» **Figure contents as structured data**:

## Start

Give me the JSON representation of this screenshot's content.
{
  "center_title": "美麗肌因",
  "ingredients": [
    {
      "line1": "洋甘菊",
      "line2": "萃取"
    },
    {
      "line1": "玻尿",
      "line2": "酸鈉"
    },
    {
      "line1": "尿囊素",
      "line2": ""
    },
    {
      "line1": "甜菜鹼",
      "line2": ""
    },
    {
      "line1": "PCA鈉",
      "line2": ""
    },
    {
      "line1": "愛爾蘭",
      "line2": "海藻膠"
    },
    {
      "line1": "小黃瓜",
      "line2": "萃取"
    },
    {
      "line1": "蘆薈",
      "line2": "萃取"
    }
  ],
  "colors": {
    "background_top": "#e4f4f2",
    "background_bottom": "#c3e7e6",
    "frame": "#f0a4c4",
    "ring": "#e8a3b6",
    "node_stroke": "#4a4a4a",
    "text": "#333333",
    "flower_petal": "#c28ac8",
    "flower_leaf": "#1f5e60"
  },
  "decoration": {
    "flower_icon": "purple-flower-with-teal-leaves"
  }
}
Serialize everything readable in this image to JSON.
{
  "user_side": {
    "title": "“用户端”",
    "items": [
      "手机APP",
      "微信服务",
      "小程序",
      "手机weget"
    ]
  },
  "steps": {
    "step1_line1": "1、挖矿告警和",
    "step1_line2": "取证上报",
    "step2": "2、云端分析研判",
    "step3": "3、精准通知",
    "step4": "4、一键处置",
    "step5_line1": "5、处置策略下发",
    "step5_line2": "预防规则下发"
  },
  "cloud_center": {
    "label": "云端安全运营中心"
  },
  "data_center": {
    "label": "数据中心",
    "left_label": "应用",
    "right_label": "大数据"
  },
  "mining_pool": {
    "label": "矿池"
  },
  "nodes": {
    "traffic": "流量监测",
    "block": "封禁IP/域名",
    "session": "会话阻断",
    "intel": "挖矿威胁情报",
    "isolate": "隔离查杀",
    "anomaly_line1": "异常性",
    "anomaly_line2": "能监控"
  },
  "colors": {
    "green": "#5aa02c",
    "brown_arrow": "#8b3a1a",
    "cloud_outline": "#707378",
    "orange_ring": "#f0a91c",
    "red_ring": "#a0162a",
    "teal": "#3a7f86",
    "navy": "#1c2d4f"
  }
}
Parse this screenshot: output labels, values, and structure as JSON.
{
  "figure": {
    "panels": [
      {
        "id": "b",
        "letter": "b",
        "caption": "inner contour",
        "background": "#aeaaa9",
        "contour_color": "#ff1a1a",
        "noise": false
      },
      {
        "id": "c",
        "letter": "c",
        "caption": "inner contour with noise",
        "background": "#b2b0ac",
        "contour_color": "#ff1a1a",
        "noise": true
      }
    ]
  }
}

## End

» **PROBLEM DESCRIPTION**: Copy, from the material above, each line in which the string "JSON" occurs.

» **COMPLETED TASK**:
Give me the JSON representation of this screenshot's content.
Serialize everything readable in this image to JSON.
Parse this screenshot: output labels, values, and structure as JSON.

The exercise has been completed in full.